Consider the records below. How many of their lines include the word "name"? State the number and nothing else.

(Figure record extracts)

========================================

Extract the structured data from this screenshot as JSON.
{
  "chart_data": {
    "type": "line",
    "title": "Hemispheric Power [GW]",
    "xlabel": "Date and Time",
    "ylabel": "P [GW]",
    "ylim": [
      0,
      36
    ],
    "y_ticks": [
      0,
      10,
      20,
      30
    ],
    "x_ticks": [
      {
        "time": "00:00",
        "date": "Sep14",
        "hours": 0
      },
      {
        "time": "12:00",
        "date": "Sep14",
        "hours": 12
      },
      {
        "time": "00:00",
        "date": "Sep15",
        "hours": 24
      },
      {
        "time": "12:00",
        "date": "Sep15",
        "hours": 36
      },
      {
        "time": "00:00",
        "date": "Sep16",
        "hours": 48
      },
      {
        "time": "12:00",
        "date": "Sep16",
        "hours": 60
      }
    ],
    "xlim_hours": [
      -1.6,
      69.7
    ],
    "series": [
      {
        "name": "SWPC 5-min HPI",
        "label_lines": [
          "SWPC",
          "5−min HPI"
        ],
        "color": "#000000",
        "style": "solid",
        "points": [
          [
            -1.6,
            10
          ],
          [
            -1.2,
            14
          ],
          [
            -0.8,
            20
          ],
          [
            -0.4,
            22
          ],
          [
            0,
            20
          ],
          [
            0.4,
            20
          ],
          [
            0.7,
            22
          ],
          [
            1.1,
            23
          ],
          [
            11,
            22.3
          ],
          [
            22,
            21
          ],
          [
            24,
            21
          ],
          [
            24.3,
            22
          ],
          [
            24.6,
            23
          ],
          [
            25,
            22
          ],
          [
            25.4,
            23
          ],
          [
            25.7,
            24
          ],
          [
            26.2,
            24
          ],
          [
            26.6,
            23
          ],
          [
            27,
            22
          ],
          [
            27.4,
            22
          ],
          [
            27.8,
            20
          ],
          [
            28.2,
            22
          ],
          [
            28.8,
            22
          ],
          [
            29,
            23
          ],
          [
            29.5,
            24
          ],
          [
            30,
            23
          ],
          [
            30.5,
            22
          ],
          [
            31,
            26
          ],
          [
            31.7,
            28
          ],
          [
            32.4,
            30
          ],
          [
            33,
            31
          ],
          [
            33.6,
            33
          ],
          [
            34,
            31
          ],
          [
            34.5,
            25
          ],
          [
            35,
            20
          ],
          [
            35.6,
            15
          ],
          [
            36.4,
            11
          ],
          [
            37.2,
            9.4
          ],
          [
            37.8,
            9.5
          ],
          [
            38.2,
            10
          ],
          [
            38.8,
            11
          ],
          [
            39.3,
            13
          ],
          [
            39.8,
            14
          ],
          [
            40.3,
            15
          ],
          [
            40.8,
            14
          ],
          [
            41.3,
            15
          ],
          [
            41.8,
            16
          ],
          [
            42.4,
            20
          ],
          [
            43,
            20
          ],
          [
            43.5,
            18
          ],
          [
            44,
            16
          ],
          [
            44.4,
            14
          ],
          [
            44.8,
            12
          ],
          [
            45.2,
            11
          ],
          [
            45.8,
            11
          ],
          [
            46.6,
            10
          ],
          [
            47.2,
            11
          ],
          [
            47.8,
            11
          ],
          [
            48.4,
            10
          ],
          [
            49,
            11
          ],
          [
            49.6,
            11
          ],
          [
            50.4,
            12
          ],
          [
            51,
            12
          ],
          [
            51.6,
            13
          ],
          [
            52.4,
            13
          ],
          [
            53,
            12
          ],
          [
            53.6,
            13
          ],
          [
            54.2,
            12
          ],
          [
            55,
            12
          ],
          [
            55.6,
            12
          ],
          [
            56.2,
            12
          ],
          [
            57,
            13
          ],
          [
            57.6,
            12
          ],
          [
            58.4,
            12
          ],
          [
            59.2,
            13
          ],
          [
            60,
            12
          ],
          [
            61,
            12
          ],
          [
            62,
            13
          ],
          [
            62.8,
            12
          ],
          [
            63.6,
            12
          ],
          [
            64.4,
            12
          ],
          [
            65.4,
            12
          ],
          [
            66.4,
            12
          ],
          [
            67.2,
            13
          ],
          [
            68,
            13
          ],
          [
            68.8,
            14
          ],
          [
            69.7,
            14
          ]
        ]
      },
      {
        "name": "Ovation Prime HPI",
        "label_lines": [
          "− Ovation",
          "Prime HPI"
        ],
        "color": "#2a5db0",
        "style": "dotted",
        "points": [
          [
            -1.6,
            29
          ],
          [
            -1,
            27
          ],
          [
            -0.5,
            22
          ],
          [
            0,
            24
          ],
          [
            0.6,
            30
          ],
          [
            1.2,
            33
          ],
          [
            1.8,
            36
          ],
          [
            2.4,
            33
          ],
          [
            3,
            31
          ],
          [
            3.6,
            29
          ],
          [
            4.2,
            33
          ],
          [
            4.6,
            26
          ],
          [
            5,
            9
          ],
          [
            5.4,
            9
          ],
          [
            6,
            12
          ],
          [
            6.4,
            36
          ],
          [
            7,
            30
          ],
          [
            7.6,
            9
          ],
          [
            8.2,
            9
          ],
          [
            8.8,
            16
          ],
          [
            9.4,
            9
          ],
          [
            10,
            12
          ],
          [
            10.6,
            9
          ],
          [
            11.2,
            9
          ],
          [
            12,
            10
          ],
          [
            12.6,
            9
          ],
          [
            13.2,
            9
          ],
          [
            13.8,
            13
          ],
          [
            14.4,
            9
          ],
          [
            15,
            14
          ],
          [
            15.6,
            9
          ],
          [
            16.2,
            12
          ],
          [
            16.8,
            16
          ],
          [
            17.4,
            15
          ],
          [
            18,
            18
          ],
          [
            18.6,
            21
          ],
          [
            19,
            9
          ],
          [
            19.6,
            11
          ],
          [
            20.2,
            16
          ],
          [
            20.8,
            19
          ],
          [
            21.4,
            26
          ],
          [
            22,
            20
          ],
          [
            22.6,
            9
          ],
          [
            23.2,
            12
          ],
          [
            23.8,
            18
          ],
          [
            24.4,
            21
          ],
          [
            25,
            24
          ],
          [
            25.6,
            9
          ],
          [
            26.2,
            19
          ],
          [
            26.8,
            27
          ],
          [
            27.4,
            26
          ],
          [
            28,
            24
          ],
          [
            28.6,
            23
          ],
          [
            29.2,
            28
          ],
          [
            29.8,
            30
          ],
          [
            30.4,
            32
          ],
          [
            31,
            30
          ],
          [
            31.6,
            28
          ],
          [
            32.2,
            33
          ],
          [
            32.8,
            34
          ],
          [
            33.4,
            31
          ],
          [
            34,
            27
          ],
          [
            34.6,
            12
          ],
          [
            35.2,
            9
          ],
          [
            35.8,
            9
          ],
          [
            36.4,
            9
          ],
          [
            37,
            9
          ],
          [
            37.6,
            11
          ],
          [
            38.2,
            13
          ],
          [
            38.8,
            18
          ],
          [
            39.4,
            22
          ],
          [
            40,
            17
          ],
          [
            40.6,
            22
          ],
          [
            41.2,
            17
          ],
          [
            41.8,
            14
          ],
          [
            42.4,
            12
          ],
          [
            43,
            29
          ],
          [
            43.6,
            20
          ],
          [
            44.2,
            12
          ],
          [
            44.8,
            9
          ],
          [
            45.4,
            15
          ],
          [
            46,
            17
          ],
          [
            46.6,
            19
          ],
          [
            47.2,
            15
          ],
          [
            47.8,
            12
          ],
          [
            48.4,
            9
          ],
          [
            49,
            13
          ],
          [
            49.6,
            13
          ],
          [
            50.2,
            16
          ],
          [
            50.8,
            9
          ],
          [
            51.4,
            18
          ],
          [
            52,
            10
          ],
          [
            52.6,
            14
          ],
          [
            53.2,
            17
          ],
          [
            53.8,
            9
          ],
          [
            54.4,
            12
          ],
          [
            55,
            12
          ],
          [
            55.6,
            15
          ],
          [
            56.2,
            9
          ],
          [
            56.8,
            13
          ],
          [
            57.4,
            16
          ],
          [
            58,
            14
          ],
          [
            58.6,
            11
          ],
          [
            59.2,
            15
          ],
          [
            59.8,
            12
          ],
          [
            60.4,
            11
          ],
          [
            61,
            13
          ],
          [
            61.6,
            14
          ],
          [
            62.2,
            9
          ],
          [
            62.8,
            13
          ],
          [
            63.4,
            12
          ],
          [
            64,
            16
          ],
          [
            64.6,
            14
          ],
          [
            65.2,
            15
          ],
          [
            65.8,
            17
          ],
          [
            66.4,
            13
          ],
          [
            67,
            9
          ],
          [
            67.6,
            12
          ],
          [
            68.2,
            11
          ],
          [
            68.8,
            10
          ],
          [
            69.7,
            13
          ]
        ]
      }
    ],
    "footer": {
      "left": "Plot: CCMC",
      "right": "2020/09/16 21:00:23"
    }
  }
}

========================================

# ANSWER:
2